Exercise instructions: Search the material for the word "button" and copy each line that holds it.

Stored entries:
▬▬▬
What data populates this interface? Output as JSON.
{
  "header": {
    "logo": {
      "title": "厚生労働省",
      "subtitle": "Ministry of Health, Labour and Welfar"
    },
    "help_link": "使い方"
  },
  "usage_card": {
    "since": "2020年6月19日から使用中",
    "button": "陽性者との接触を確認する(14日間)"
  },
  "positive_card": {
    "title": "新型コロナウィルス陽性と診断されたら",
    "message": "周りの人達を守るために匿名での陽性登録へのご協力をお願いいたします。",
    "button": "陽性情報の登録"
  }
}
▬▬▬
Complete output:
    "button": "陽性者との接触を確認する(14日間)"
    "button": "陽性情報の登録"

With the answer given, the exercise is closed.